Scan the listing below for the word "logo" and state how many lines hold it. Write nothing but the number.

- **Exercise inputs**
______________________________

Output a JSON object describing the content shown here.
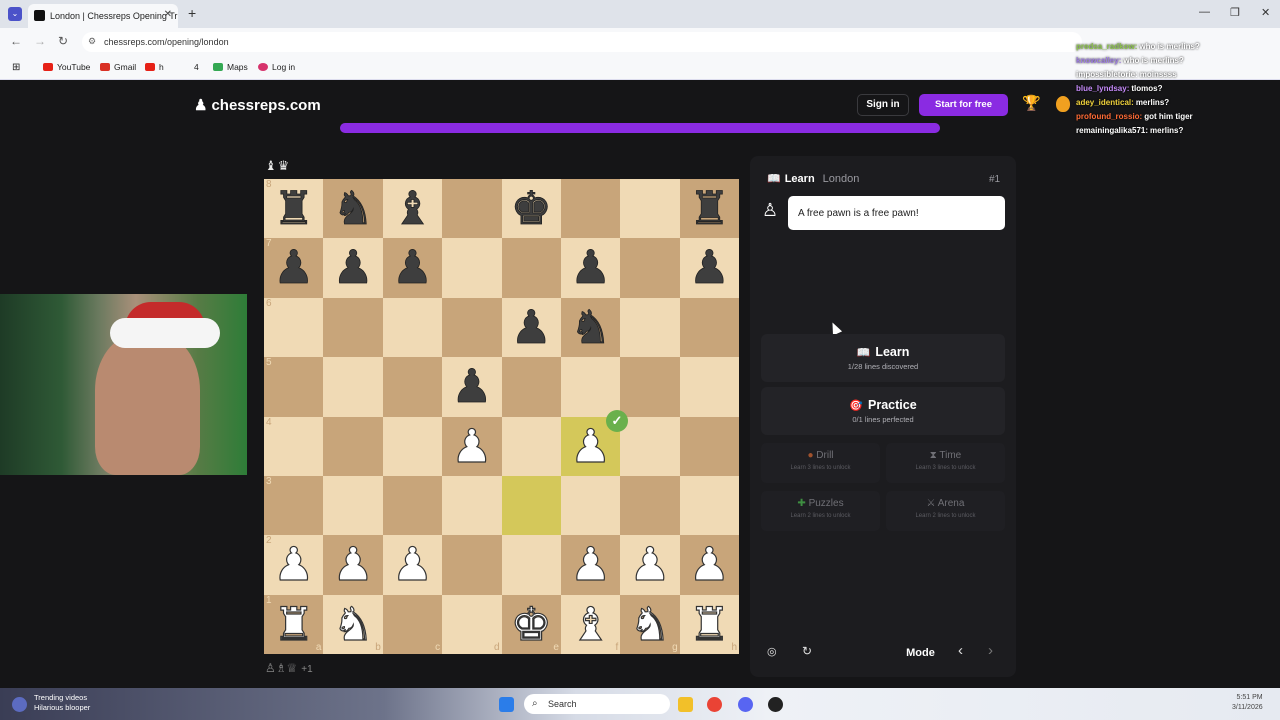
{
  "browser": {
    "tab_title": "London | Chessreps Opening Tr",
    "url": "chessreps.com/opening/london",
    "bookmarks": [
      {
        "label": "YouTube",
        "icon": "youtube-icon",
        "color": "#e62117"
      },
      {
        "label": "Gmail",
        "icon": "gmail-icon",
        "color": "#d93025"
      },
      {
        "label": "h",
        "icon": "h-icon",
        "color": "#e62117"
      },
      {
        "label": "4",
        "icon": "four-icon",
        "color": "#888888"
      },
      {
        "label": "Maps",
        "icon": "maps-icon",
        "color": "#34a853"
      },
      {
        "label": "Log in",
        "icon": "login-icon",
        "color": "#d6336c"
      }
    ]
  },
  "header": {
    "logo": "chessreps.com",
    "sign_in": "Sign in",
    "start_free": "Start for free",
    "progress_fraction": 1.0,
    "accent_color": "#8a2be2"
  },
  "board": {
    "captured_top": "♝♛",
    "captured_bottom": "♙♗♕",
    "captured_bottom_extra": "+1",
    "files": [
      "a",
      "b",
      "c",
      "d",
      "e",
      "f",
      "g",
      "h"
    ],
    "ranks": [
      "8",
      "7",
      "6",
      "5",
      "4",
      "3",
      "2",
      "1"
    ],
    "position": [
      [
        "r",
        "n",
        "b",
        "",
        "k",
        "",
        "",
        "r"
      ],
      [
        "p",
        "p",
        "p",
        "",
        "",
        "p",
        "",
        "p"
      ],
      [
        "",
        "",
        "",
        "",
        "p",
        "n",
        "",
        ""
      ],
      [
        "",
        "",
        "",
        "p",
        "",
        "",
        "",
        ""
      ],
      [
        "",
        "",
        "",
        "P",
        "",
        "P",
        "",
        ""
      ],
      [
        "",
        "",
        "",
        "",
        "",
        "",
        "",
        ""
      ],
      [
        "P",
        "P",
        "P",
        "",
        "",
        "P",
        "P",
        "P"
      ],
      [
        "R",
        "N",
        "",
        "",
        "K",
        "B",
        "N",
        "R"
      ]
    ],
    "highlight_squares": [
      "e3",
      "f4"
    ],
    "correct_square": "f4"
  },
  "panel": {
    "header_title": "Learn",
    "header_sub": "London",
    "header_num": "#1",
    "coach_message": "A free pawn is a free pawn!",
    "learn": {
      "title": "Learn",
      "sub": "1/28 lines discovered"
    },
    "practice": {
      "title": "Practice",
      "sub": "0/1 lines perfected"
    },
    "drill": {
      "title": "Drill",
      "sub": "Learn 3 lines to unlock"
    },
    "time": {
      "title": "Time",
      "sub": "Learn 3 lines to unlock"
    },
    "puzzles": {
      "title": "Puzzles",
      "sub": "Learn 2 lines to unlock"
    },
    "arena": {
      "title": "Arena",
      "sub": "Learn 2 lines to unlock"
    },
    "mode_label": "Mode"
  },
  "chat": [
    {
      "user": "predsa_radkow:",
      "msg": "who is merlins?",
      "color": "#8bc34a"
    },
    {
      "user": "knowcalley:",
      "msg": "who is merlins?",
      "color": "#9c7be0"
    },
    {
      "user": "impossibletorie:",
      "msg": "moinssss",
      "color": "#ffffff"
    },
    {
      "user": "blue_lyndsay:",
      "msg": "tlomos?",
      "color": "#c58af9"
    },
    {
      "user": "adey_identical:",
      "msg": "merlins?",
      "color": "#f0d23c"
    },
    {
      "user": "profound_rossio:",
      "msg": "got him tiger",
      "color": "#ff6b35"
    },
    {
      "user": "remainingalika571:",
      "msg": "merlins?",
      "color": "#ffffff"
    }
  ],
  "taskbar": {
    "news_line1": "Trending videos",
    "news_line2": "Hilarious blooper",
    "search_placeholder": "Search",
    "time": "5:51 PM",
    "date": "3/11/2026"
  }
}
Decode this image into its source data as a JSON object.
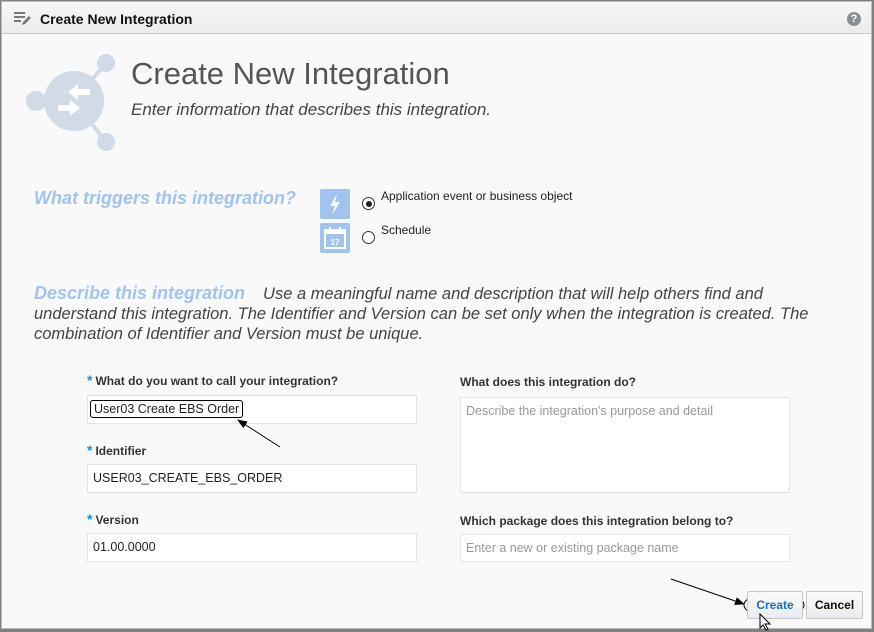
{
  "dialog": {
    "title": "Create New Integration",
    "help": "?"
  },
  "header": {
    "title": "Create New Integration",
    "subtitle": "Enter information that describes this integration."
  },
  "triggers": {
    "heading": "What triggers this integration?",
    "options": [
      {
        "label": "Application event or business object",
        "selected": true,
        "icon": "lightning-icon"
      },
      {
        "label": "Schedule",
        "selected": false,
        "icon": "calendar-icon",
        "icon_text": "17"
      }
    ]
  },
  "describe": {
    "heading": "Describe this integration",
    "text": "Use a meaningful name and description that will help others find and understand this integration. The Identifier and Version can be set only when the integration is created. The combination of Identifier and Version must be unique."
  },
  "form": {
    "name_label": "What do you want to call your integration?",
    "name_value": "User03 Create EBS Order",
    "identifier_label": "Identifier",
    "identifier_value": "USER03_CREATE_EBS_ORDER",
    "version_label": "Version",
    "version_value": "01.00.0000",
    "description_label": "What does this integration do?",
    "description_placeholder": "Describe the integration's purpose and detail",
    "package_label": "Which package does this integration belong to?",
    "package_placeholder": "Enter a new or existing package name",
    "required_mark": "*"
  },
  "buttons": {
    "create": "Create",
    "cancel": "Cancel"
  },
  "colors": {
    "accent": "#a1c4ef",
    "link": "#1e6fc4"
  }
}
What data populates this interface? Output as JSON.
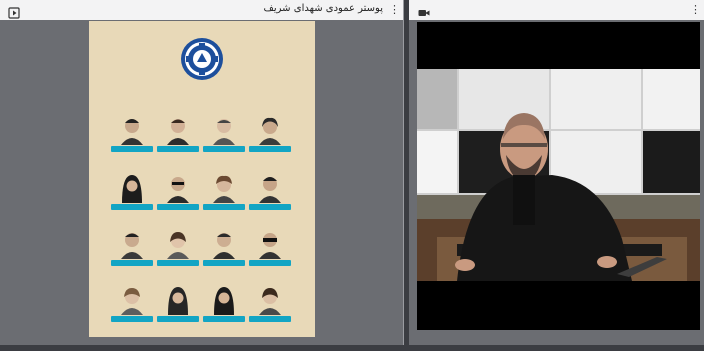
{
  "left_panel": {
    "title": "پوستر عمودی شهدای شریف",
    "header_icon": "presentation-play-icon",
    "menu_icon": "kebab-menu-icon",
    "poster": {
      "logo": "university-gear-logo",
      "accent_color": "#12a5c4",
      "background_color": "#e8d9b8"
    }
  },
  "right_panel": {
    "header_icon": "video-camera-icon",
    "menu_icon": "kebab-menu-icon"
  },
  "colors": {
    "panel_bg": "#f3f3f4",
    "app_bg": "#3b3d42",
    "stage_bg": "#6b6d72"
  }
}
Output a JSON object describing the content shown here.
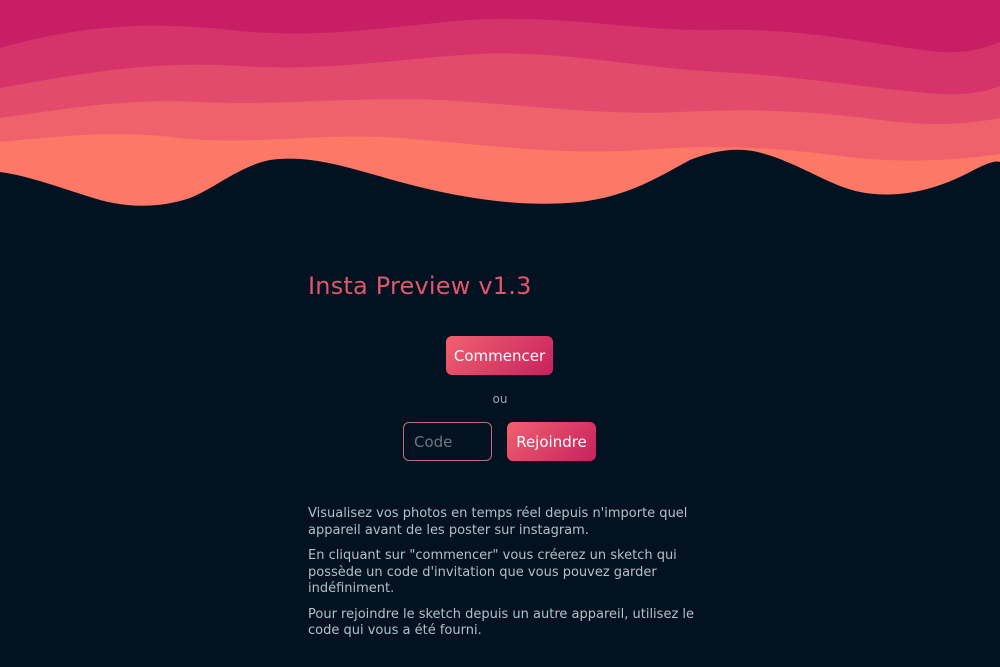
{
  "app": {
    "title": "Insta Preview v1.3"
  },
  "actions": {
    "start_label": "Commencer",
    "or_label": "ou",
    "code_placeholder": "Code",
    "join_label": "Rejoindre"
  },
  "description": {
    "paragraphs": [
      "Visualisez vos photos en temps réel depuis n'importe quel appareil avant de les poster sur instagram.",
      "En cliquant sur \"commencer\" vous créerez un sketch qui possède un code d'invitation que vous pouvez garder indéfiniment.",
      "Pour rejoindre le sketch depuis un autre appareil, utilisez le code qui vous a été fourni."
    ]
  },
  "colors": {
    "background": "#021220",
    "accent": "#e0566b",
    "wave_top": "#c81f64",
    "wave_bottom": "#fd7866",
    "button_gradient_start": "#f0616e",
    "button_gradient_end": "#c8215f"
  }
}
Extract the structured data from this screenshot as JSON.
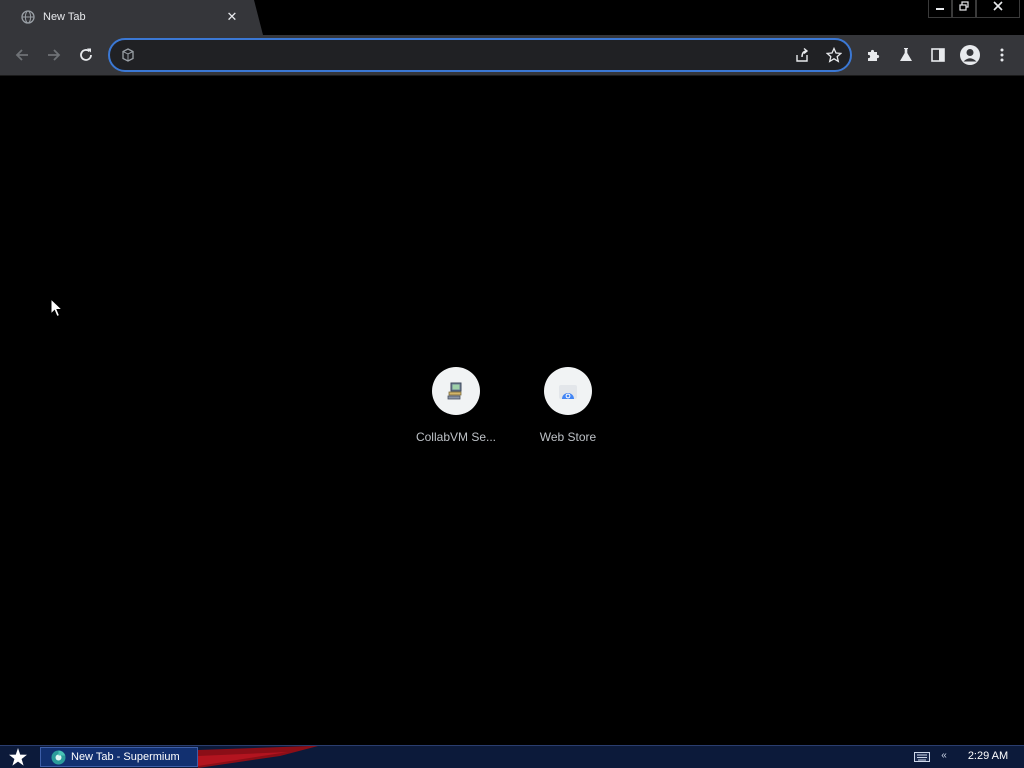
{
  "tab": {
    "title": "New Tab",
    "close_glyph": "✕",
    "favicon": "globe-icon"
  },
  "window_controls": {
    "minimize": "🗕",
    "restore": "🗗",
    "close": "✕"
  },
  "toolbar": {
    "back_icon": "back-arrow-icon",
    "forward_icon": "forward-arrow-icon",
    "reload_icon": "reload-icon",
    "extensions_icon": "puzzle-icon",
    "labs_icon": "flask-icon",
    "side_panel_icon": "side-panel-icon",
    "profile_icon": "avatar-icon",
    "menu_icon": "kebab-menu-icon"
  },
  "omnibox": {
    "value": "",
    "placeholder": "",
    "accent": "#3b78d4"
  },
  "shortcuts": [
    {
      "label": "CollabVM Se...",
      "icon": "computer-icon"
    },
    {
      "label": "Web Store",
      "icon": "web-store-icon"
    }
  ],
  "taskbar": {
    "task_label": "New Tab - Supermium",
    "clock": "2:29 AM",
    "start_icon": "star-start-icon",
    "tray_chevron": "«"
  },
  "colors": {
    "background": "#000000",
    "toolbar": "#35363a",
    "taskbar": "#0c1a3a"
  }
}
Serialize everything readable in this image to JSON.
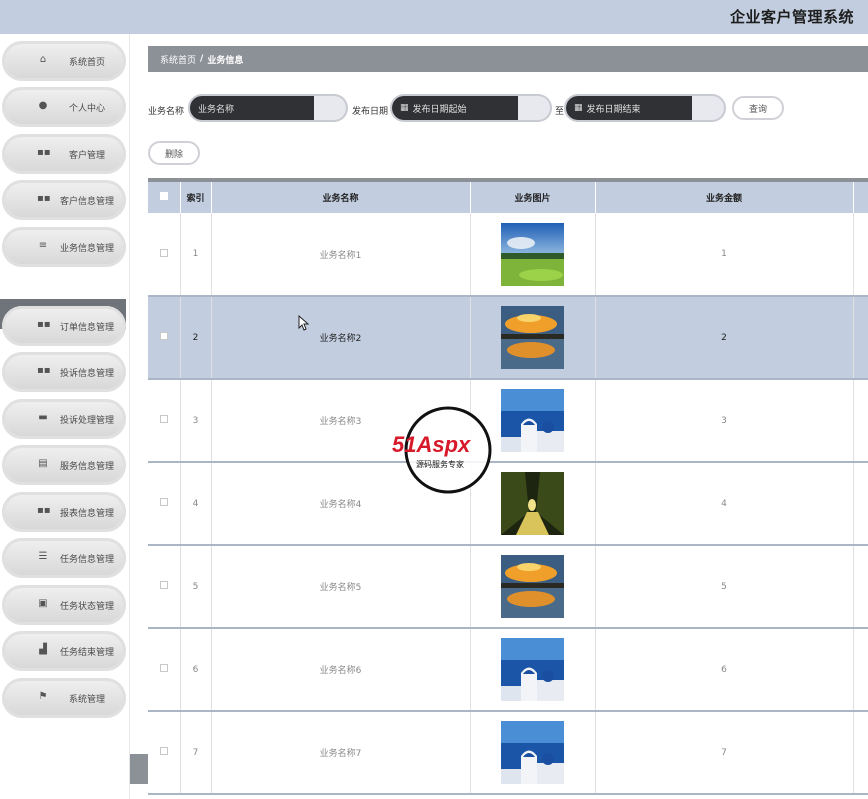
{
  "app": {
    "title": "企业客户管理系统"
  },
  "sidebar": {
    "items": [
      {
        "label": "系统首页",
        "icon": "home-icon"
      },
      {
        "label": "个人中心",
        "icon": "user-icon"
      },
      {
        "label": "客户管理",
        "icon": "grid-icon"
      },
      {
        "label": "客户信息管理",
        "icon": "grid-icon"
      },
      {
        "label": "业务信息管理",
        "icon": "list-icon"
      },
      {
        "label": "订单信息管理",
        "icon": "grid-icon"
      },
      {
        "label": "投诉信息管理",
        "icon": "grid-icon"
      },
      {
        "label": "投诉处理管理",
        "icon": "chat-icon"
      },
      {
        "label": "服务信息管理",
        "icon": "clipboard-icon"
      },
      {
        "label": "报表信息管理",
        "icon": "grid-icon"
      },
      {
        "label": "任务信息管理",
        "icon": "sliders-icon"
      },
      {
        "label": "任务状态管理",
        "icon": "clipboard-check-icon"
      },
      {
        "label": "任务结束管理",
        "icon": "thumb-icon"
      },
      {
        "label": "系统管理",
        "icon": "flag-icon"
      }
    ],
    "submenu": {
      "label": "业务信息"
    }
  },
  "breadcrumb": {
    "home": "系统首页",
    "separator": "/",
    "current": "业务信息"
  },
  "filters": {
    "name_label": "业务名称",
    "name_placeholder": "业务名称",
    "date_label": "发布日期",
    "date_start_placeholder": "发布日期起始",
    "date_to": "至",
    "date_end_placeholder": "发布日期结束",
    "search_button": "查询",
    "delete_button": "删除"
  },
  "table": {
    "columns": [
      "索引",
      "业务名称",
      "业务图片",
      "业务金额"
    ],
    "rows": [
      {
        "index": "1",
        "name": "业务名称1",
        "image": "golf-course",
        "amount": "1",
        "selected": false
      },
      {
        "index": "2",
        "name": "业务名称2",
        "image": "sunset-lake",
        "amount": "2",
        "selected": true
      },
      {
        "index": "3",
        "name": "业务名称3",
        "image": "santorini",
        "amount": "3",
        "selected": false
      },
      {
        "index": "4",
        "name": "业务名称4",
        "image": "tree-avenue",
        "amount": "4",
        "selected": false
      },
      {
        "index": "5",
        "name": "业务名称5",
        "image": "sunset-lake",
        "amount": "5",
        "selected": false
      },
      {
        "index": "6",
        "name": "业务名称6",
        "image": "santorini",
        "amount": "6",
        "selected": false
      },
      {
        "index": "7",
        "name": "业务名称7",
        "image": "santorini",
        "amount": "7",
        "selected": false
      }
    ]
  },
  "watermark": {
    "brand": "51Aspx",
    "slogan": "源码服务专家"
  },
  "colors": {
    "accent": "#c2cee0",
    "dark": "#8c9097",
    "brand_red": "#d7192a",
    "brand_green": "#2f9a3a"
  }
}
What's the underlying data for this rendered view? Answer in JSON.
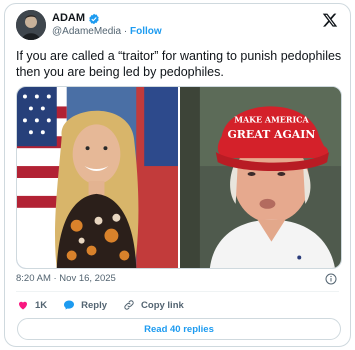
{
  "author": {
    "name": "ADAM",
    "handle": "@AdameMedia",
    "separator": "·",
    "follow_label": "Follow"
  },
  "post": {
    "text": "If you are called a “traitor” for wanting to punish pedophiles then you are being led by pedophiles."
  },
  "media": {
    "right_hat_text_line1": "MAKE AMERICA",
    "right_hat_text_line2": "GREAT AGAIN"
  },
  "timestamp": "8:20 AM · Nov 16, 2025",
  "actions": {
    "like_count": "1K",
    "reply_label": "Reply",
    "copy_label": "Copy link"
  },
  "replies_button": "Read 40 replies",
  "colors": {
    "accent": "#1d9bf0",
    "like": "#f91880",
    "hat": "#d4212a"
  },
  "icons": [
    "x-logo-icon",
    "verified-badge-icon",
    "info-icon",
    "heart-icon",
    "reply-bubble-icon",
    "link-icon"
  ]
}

______________________________

- **In response**
3